» **Goal**
Check each line for the string "Министерством". Give only the count of lines that have it.

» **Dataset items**
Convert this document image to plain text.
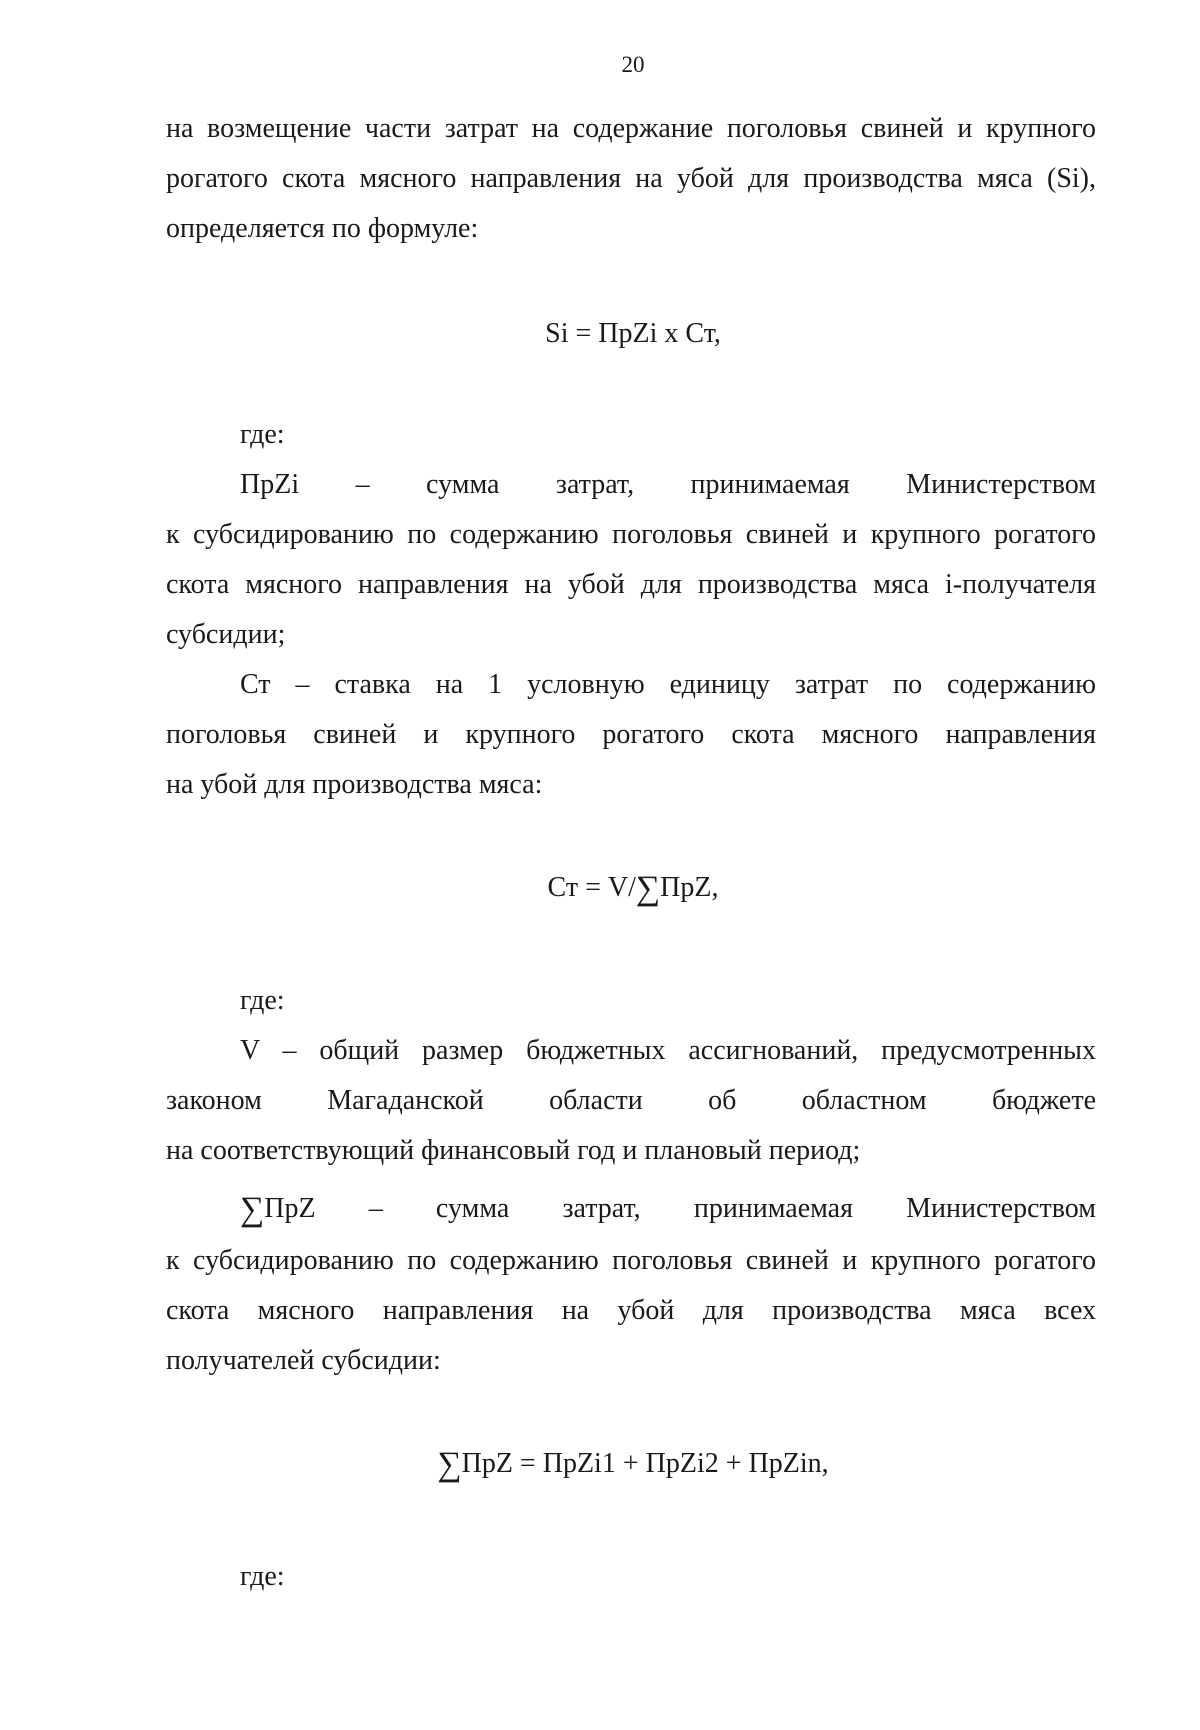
20
на возмещение части затрат на содержание поголовья свиней и крупного
рогатого скота мясного направления на убой для производства мяса (Si),
определяется по формуле:
Si = ПрZi х Ст,
где:
ПрZi – сумма затрат, принимаемая Министерством
к субсидированию по содержанию поголовья свиней и крупного рогатого
скота мясного направления на убой для производства мяса i-получателя
субсидии;
Ст – ставка на 1 условную единицу затрат по содержанию
поголовья свиней и крупного рогатого скота мясного направления
на убой для производства мяса:
Ст = V/∑ПрZ,
где:
V – общий размер бюджетных ассигнований, предусмотренных
законом Магаданской области об областном бюджете
на соответствующий финансовый год и плановый период;
∑ПрZ – сумма затрат, принимаемая Министерством
к субсидированию по содержанию поголовья свиней и крупного рогатого
скота мясного направления на убой для производства мяса всех
получателей субсидии:
∑ПрZ = ПрZi1 + ПрZi2 + ПрZin,
где:
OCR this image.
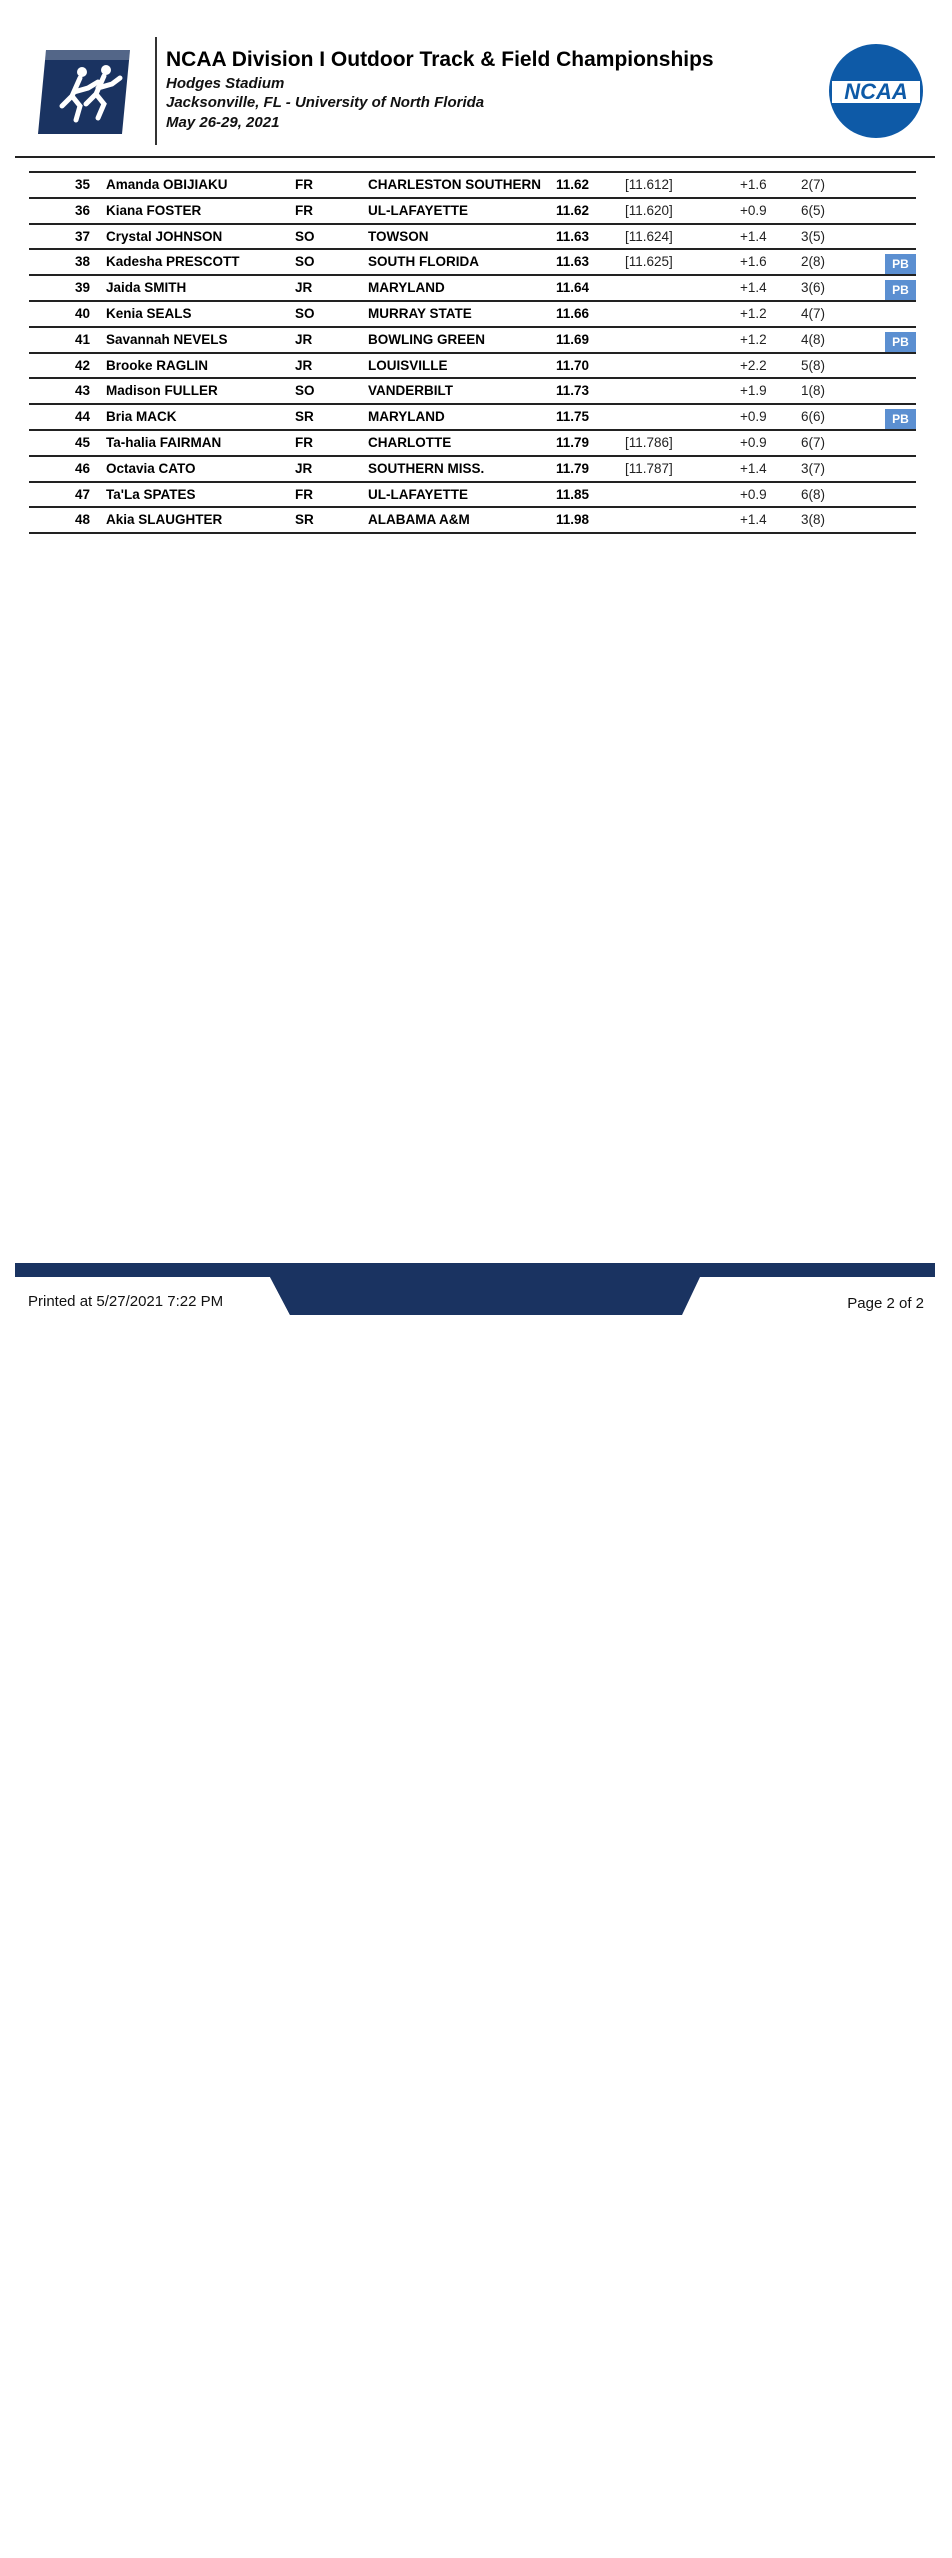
NCAA Division I Outdoor Track & Field Championships
Hodges Stadium
Jacksonville, FL - University of North Florida
May 26-29, 2021
NCAA
35 Amanda OBIJIAKU	FR	CHARLESTON SOUTHERN 11.62	[11.612]	+1.6	2(7)
36 Kiana FOSTER	FR	UL-LAFAYETTE	11.62	[11.620]	+0.9	6(5)
37 Crystal JOHNSON	SO	TOWSON	11.63	[11.624]	+1.4	3(5)
38 Kadesha PRESCOTT	SO	SOUTH FLORIDA	11.63	[11.625]	+1.6	2(8)	PB
39 Jaida SMITH	JR	MARYLAND	11.64	+1.4	3(6)	PB
40 Kenia SEALS	SO	MURRAY STATE	11.66	+1.2	4(7)
41 Savannah NEVELS	JR	BOWLING GREEN	11.69	+1.2	4(8)	PB
42 Brooke RAGLIN	JR	LOUISVILLE	11.70	+2.2	5(8)
43 Madison FULLER	SO	VANDERBILT	11.73	+1.9	1(8)
44 Bria MACK	SR	MARYLAND	11.75	+0.9	6(6)	PB
45 Ta-halia FAIRMAN	FR	CHARLOTTE	11.79	[11.786]	+0.9	6(7)
46 Octavia CATO	JR	SOUTHERN MISS.	11.79	[11.787]	+1.4	3(7)
47 Ta'La SPATES	FR	UL-LAFAYETTE	11.85	+0.9	6(8)
48 Akia SLAUGHTER	SR	ALABAMA A&M	11.98	+1.4	3(8)
Results available at www.flashresults.com
Printed at 5/27/2021 7:22 PM	Page 2 of 2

» **Expected answer**
2